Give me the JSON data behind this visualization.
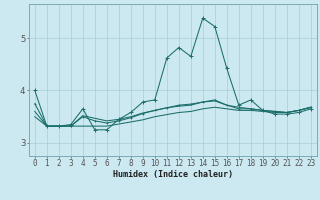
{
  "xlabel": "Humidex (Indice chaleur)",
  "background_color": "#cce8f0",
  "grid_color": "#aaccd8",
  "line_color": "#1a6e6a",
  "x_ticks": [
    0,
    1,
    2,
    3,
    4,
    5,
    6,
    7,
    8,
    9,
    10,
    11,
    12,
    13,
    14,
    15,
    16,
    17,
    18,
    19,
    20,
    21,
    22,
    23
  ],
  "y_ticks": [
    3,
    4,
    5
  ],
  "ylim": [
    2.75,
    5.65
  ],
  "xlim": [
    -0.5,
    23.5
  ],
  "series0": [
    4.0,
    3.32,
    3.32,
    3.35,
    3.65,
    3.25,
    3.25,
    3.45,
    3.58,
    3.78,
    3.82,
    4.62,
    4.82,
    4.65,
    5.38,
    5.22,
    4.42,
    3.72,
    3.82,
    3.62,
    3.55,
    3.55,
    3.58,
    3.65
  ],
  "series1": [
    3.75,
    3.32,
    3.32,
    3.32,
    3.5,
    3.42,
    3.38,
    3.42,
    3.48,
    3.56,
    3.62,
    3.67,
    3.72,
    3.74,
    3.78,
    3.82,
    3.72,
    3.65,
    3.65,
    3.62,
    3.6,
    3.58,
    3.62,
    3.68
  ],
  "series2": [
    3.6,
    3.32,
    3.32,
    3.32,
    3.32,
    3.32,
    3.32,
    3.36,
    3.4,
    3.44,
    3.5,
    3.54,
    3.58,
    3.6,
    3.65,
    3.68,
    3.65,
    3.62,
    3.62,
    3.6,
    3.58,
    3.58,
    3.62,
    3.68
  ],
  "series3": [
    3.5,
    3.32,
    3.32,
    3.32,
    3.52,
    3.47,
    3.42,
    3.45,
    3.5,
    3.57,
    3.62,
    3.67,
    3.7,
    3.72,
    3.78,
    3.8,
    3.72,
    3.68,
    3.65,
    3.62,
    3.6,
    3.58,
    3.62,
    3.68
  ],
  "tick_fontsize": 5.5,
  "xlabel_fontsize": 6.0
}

Task brief » Leave out the pictures and copy everything else in the records word for word.

Problem solution »
Give me the JSON data behind this visualization.
{
  "xlabel": "Humidex (Indice chaleur)",
  "background_color": "#cce8f0",
  "grid_color": "#aaccd8",
  "line_color": "#1a6e6a",
  "x_ticks": [
    0,
    1,
    2,
    3,
    4,
    5,
    6,
    7,
    8,
    9,
    10,
    11,
    12,
    13,
    14,
    15,
    16,
    17,
    18,
    19,
    20,
    21,
    22,
    23
  ],
  "y_ticks": [
    3,
    4,
    5
  ],
  "ylim": [
    2.75,
    5.65
  ],
  "xlim": [
    -0.5,
    23.5
  ],
  "series0": [
    4.0,
    3.32,
    3.32,
    3.35,
    3.65,
    3.25,
    3.25,
    3.45,
    3.58,
    3.78,
    3.82,
    4.62,
    4.82,
    4.65,
    5.38,
    5.22,
    4.42,
    3.72,
    3.82,
    3.62,
    3.55,
    3.55,
    3.58,
    3.65
  ],
  "series1": [
    3.75,
    3.32,
    3.32,
    3.32,
    3.5,
    3.42,
    3.38,
    3.42,
    3.48,
    3.56,
    3.62,
    3.67,
    3.72,
    3.74,
    3.78,
    3.82,
    3.72,
    3.65,
    3.65,
    3.62,
    3.6,
    3.58,
    3.62,
    3.68
  ],
  "series2": [
    3.6,
    3.32,
    3.32,
    3.32,
    3.32,
    3.32,
    3.32,
    3.36,
    3.4,
    3.44,
    3.5,
    3.54,
    3.58,
    3.6,
    3.65,
    3.68,
    3.65,
    3.62,
    3.62,
    3.6,
    3.58,
    3.58,
    3.62,
    3.68
  ],
  "series3": [
    3.5,
    3.32,
    3.32,
    3.32,
    3.52,
    3.47,
    3.42,
    3.45,
    3.5,
    3.57,
    3.62,
    3.67,
    3.7,
    3.72,
    3.78,
    3.8,
    3.72,
    3.68,
    3.65,
    3.62,
    3.6,
    3.58,
    3.62,
    3.68
  ],
  "tick_fontsize": 5.5,
  "xlabel_fontsize": 6.0
}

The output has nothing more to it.